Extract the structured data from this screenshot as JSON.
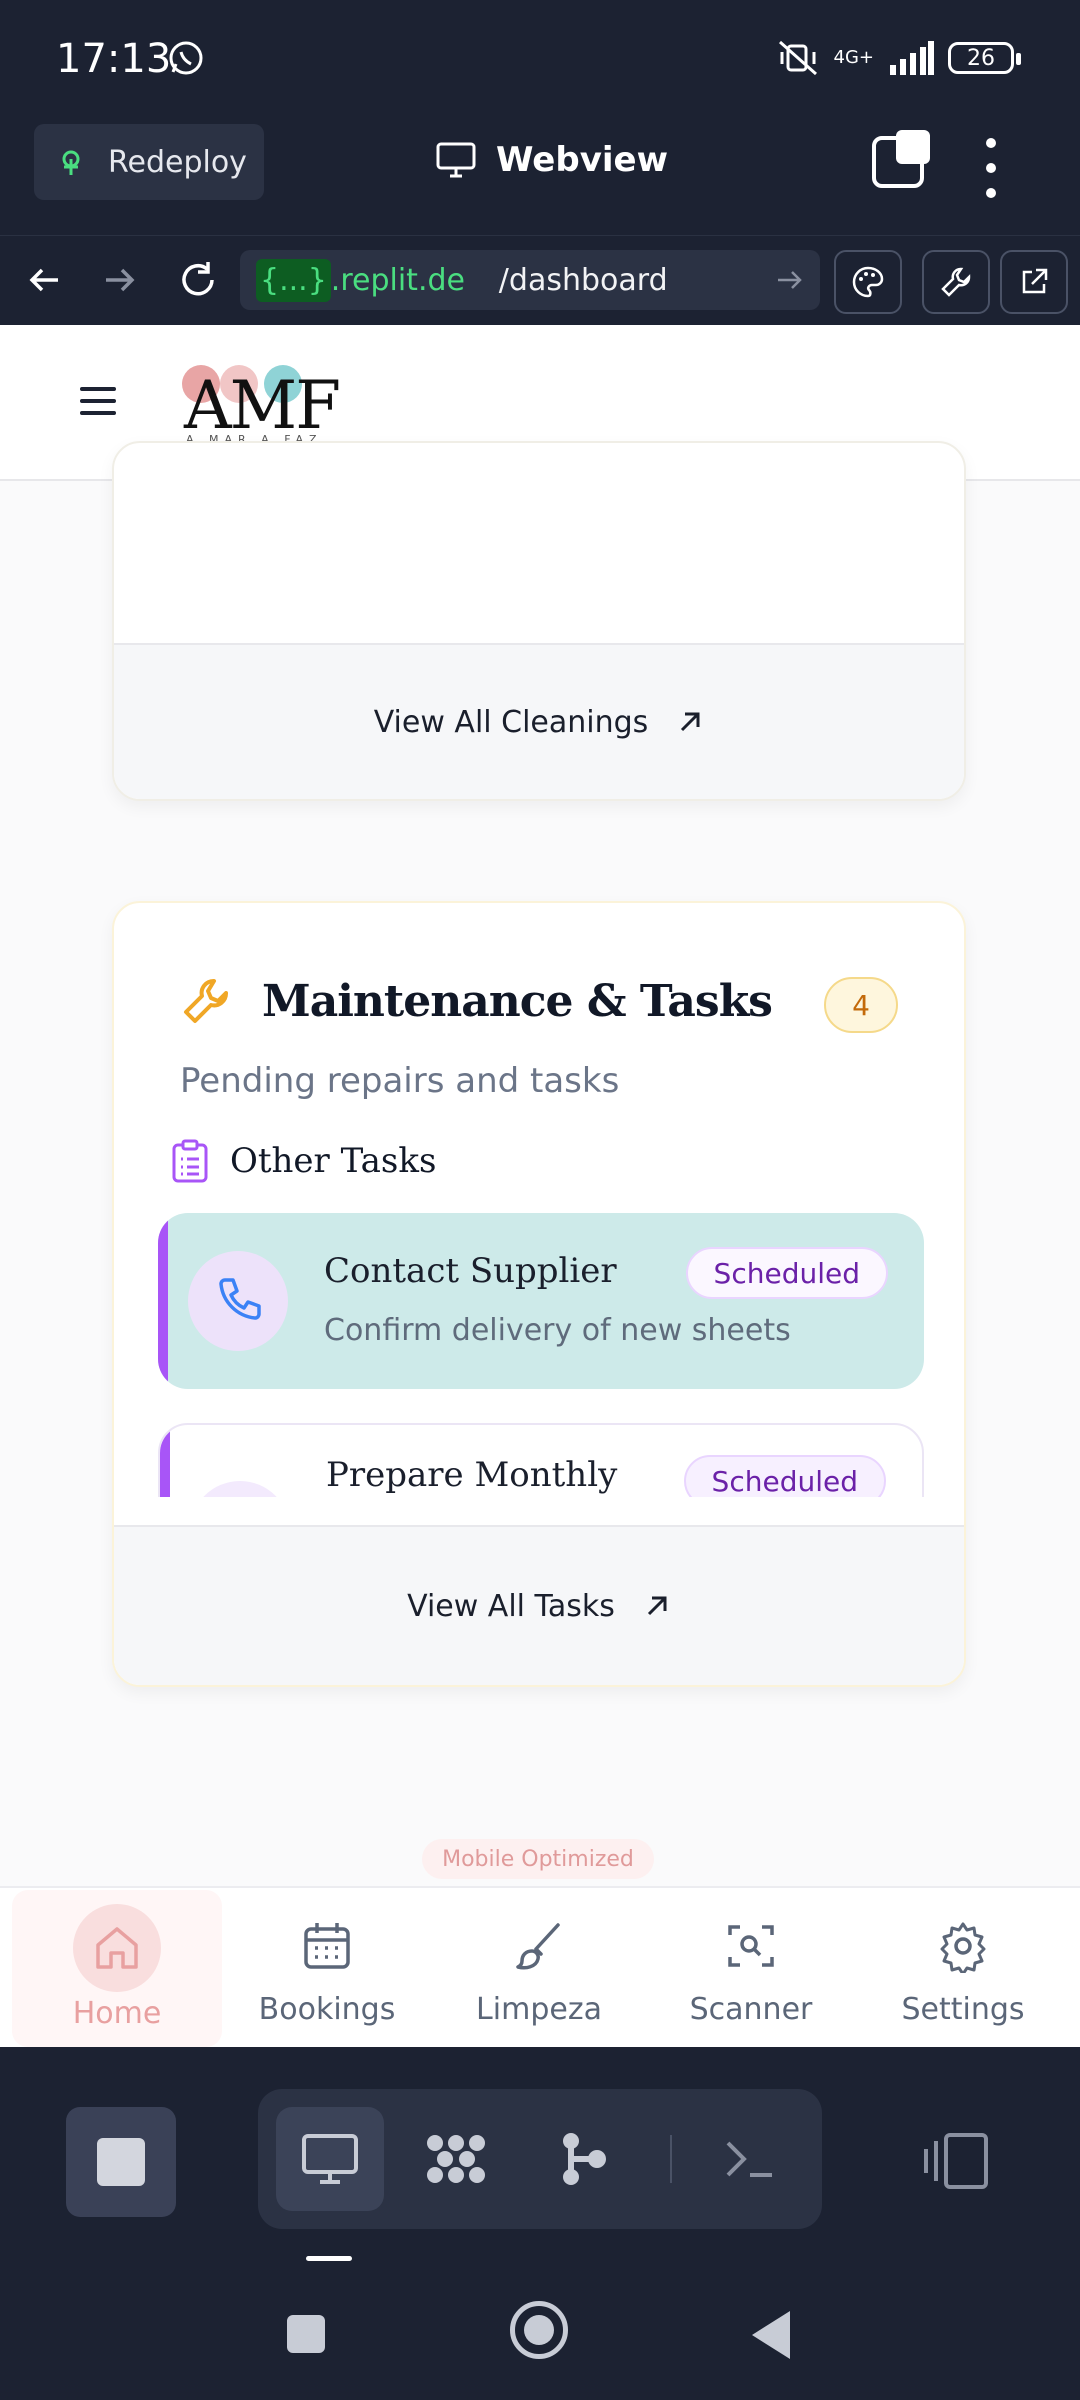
{
  "status_bar": {
    "time": "17:13",
    "network": "4G+",
    "battery": "26"
  },
  "replit_header": {
    "redeploy_label": "Redeploy",
    "webview_title": "Webview"
  },
  "url_bar": {
    "host_code": "{...}",
    "host": ".replit.de",
    "path": "/dashboard"
  },
  "cleanings_card": {
    "footer_label": "View All Cleanings"
  },
  "maintenance_card": {
    "title": "Maintenance & Tasks",
    "count": "4",
    "subtitle": "Pending repairs and tasks",
    "section_title": "Other Tasks",
    "tasks": [
      {
        "title": "Contact Supplier",
        "description": "Confirm delivery of new sheets",
        "status": "Scheduled"
      },
      {
        "title": "Prepare Monthly",
        "status": "Scheduled"
      }
    ],
    "footer_label": "View All Tasks"
  },
  "mobile_badge": "Mobile Optimized",
  "bottom_nav": {
    "items": [
      {
        "label": "Home",
        "icon": "home-icon",
        "active": true
      },
      {
        "label": "Bookings",
        "icon": "calendar-icon"
      },
      {
        "label": "Limpeza",
        "icon": "brush-icon"
      },
      {
        "label": "Scanner",
        "icon": "scan-icon"
      },
      {
        "label": "Settings",
        "icon": "gear-icon"
      }
    ]
  },
  "colors": {
    "chrome_bg": "#1c2232",
    "accent_purple": "#a855f7",
    "task_highlight": "#cdeae9",
    "home_active": "#e8a0a0",
    "badge_amber": "#c36a0a"
  }
}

·····

▸ Instructions for the task: Copy out each line of the records that holds the string "icon".

▸ Exercise response:
        "icon": "home-icon",
        "icon": "calendar-icon"
        "icon": "brush-icon"
        "icon": "scan-icon"
        "icon": "gear-icon"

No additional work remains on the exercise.